Extracted records:
──────────

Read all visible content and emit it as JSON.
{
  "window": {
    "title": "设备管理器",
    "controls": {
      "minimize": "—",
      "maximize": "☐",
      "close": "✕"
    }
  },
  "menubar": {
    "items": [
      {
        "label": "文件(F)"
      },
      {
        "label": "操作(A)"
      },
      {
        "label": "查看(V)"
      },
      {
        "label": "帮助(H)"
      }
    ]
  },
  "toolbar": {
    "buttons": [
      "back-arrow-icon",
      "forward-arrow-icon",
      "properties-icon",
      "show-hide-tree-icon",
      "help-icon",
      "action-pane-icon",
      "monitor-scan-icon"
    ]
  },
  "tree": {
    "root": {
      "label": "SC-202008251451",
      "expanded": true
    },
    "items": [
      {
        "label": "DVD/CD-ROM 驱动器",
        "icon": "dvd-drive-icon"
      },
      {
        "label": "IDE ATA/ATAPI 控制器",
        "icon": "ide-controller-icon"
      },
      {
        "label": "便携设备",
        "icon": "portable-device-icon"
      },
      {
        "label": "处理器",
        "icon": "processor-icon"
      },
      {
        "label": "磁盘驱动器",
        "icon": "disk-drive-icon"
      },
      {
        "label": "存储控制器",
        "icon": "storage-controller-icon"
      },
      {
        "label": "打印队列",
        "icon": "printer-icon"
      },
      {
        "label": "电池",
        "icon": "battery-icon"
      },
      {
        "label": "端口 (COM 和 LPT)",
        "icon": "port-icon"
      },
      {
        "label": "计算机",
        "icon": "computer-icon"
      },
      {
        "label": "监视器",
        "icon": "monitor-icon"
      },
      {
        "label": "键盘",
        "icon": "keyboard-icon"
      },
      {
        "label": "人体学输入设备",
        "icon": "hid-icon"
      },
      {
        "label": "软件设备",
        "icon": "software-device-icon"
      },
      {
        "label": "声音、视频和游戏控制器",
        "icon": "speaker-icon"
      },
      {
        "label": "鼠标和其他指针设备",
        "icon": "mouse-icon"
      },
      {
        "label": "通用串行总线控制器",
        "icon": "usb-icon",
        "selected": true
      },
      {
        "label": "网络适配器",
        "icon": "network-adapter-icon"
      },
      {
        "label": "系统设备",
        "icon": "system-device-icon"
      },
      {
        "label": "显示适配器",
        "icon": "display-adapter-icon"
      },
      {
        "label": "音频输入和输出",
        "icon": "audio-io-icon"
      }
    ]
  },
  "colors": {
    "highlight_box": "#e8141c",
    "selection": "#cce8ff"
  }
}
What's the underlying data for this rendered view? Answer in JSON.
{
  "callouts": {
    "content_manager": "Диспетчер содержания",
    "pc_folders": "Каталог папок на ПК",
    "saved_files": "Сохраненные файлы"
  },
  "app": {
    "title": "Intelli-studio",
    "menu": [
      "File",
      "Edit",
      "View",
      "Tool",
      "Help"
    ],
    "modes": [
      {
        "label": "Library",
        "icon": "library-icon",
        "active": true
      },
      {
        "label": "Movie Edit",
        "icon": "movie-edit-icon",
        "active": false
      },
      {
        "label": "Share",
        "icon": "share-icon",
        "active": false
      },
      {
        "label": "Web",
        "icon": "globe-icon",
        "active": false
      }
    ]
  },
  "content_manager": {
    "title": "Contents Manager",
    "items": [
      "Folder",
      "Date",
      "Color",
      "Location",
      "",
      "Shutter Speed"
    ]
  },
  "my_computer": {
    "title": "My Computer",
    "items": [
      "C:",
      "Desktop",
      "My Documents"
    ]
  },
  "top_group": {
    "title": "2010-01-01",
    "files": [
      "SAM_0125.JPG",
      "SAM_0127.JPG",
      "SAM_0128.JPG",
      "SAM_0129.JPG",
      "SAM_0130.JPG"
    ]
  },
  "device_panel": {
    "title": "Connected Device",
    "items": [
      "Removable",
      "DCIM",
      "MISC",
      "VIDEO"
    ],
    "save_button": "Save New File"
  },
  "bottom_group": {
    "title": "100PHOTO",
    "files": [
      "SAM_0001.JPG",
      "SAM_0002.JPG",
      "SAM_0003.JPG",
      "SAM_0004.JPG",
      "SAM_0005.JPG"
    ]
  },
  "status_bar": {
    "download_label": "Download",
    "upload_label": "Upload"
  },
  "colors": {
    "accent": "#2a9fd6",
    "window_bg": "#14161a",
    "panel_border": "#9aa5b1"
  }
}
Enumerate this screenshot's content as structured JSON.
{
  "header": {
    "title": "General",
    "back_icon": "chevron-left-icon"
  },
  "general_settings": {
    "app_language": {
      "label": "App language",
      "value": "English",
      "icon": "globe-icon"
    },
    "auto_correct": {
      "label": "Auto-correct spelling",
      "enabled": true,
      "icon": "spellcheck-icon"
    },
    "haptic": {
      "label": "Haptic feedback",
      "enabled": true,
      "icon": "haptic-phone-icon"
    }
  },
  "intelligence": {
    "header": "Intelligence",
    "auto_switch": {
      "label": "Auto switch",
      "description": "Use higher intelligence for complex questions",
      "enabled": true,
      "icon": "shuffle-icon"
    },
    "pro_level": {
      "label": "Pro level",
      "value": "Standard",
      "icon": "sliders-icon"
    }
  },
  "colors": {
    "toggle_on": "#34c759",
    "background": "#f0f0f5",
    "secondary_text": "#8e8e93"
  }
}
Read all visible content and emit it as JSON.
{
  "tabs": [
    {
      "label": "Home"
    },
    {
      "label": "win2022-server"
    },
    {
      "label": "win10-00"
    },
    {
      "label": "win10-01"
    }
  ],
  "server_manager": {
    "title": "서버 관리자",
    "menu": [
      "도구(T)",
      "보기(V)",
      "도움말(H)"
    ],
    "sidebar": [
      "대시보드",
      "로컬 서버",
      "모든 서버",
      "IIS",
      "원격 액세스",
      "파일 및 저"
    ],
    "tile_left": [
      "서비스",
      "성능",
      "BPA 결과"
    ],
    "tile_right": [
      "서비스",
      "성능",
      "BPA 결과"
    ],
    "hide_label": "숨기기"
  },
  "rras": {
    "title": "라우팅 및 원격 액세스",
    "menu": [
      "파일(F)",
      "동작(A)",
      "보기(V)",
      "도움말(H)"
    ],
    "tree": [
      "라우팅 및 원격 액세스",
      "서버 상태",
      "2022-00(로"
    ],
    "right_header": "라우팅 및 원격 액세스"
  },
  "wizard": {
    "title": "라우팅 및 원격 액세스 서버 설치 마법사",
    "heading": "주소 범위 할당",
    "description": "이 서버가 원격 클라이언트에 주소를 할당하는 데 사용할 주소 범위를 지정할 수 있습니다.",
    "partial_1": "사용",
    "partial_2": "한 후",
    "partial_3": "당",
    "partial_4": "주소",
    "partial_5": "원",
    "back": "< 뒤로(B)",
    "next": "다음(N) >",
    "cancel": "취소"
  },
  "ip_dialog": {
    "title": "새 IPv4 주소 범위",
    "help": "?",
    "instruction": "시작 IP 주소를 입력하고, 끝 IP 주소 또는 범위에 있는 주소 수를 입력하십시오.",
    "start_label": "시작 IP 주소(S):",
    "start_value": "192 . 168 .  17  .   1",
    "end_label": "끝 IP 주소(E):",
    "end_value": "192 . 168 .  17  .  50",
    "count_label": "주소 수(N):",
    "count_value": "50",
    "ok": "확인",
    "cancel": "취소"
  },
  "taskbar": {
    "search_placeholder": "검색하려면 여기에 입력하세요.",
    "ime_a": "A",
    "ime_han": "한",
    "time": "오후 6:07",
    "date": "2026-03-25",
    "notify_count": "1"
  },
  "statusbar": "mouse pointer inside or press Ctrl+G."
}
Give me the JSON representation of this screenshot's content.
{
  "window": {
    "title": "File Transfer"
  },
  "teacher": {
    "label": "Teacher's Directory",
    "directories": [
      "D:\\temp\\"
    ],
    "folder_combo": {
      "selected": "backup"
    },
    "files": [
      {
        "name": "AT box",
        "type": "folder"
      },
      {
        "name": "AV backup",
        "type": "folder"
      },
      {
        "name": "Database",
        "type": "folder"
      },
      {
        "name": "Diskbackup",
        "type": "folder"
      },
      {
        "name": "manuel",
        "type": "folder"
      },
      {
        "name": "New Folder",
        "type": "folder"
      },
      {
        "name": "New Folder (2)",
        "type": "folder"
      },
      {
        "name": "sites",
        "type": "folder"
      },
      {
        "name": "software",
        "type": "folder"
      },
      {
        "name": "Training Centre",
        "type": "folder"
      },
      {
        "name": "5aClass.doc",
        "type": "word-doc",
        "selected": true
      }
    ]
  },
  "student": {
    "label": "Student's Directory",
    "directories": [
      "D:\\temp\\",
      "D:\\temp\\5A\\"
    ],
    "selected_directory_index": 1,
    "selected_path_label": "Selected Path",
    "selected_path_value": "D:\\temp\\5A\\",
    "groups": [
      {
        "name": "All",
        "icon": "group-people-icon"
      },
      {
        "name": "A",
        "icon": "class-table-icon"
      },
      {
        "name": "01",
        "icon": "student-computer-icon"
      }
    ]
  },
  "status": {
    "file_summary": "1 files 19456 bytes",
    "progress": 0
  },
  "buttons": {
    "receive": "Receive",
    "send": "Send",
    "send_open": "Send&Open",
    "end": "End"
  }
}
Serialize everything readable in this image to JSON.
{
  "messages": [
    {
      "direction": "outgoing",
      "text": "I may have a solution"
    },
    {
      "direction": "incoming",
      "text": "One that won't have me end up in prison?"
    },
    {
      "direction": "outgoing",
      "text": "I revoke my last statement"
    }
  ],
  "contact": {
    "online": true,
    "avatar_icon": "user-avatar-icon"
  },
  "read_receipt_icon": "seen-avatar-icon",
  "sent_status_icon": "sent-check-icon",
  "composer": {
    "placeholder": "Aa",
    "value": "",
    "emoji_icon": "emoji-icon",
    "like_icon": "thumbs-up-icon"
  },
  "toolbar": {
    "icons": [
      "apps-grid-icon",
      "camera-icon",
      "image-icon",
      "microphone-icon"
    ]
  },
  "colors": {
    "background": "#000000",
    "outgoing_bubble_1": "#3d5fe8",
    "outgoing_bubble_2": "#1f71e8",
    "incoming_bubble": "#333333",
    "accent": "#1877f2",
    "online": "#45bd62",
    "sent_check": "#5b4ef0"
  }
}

──────────

**Exercise brief:** Make an exact copy of every line from the one with "Serialize everything readable" to the end of the data, with the first and last of those lines included.

**Written response:**
Serialize everything readable in this image to JSON.
{
  "messages": [
    {
      "direction": "outgoing",
      "text": "I may have a solution"
    },
    {
      "direction": "incoming",
      "text": "One that won't have me end up in prison?"
    },
    {
      "direction": "outgoing",
      "text": "I revoke my last statement"
    }
  ],
  "contact": {
    "online": true,
    "avatar_icon": "user-avatar-icon"
  },
  "read_receipt_icon": "seen-avatar-icon",
  "sent_status_icon": "sent-check-icon",
  "composer": {
    "placeholder": "Aa",
    "value": "",
    "emoji_icon": "emoji-icon",
    "like_icon": "thumbs-up-icon"
  },
  "toolbar": {
    "icons": [
      "apps-grid-icon",
      "camera-icon",
      "image-icon",
      "microphone-icon"
    ]
  },
  "colors": {
    "background": "#000000",
    "outgoing_bubble_1": "#3d5fe8",
    "outgoing_bubble_2": "#1f71e8",
    "incoming_bubble": "#333333",
    "accent": "#1877f2",
    "online": "#45bd62",
    "sent_check": "#5b4ef0"
  }
}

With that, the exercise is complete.